* Information provided
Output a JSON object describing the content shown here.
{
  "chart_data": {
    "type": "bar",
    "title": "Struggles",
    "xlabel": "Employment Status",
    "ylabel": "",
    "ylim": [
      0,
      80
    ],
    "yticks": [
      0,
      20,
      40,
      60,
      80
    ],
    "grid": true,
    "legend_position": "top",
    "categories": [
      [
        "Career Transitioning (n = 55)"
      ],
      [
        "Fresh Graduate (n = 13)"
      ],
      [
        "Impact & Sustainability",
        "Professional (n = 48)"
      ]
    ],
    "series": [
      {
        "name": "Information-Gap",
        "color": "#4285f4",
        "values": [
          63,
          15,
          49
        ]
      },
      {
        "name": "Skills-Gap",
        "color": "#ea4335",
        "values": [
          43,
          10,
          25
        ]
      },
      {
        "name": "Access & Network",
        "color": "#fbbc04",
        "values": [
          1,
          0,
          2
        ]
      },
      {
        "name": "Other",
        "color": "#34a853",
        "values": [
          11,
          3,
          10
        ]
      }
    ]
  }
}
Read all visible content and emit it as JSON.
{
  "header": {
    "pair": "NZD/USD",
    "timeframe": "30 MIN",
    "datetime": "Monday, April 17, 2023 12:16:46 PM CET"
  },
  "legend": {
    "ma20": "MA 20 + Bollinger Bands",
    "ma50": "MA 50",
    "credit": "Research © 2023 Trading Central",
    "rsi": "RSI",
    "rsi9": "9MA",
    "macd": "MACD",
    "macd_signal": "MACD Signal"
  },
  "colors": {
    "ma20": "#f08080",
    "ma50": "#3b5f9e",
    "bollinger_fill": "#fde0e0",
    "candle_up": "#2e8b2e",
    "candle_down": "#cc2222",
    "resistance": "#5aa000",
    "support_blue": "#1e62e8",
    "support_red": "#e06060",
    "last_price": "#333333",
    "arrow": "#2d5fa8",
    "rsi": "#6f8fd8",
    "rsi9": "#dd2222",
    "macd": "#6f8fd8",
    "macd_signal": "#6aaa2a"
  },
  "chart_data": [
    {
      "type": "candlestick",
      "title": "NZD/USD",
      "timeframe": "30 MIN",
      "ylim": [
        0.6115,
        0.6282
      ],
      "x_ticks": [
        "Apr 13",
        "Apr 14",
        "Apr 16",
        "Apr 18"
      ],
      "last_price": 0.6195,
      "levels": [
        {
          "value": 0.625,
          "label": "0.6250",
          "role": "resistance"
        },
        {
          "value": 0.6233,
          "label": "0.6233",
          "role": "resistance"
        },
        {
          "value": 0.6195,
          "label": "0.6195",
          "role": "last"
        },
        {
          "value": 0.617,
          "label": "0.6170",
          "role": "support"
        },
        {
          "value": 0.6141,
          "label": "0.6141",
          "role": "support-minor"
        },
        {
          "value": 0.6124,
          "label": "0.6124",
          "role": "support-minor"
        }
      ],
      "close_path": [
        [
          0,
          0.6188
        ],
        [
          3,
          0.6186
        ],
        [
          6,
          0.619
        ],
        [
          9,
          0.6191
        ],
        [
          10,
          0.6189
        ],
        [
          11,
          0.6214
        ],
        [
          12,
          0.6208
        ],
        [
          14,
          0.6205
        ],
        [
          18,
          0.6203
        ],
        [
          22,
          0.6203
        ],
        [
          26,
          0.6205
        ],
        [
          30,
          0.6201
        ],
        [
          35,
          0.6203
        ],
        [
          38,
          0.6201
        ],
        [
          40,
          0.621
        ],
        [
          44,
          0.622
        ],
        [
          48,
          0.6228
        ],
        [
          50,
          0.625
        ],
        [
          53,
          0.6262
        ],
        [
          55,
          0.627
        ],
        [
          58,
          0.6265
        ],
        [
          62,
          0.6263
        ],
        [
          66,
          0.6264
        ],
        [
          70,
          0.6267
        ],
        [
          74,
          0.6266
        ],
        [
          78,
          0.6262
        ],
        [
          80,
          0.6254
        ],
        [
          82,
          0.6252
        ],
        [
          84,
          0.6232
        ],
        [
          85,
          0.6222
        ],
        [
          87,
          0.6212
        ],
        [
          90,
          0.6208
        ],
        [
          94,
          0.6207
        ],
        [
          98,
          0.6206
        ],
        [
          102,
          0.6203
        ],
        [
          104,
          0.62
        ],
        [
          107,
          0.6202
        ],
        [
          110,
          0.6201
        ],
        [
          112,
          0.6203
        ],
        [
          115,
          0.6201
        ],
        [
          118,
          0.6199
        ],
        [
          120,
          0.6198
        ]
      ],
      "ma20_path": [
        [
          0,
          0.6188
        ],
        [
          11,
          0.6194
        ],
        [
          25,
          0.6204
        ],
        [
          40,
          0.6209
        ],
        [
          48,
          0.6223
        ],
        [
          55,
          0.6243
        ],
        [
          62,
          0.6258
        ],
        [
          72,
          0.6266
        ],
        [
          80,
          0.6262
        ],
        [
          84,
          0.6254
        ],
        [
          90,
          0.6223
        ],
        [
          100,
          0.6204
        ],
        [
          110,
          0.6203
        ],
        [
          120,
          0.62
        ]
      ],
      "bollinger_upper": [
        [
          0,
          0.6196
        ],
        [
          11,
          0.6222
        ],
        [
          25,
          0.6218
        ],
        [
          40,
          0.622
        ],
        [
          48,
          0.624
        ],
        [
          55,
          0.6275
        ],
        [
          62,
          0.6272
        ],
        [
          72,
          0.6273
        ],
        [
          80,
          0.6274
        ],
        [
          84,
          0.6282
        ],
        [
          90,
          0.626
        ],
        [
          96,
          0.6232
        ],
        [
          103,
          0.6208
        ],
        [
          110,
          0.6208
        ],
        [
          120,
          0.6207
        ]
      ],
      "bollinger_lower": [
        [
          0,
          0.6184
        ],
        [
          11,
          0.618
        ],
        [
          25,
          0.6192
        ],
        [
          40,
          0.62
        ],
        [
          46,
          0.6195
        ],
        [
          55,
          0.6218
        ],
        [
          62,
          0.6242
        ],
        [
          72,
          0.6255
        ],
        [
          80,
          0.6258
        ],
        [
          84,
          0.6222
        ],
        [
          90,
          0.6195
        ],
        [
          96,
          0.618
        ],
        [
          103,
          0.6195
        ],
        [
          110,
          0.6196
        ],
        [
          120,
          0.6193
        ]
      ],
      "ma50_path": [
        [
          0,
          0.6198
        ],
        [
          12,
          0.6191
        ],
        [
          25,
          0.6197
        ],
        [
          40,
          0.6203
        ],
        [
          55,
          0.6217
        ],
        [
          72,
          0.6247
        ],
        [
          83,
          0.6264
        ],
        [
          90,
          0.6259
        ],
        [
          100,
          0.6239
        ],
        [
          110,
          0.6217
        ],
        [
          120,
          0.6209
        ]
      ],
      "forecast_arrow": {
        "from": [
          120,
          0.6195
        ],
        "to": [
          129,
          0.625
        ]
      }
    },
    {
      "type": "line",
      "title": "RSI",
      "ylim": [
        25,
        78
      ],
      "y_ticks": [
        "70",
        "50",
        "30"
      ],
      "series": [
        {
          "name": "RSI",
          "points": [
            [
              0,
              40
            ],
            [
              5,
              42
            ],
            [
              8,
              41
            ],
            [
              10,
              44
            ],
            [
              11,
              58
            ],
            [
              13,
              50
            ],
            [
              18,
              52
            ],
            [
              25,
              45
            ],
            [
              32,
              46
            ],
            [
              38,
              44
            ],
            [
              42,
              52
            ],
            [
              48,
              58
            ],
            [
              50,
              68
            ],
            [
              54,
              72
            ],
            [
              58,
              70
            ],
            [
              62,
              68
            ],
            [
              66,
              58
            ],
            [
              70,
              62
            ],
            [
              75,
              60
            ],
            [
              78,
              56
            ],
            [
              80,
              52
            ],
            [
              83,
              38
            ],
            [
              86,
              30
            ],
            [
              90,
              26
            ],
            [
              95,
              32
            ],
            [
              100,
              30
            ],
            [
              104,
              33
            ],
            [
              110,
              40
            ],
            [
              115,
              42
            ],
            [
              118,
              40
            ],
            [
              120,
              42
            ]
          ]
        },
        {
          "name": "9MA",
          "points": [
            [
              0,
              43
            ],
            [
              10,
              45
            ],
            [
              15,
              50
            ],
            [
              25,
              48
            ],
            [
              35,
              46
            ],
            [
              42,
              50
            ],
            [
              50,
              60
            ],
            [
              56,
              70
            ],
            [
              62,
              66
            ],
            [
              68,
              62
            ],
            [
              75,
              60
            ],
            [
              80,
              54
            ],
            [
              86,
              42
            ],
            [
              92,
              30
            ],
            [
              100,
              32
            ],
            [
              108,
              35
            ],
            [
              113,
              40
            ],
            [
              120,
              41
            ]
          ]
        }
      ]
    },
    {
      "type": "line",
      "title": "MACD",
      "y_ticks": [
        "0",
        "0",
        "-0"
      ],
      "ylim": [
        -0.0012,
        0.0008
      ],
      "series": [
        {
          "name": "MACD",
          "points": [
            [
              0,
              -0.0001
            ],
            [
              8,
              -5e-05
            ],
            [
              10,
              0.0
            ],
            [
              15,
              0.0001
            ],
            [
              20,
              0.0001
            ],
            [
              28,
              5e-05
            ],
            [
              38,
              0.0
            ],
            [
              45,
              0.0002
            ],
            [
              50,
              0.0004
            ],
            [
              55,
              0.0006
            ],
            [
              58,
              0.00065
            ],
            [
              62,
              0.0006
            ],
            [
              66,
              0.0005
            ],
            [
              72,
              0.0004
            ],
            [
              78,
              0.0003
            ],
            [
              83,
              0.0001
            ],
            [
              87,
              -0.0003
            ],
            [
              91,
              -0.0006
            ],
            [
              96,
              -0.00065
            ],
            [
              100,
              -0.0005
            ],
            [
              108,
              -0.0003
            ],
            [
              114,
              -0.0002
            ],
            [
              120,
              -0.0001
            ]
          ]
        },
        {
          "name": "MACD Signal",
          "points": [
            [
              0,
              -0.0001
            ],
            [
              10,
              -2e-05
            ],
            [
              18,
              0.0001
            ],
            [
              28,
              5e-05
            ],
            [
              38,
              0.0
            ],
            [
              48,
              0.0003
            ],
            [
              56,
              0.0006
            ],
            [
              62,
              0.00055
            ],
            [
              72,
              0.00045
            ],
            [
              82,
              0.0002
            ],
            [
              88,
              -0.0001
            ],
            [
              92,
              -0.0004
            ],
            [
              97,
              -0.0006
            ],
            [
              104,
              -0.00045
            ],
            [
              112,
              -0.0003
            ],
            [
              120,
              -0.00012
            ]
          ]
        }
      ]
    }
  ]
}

* Given request
State the count of lines with the word "name" in them, and write nothing else.

* Response to the exercise
8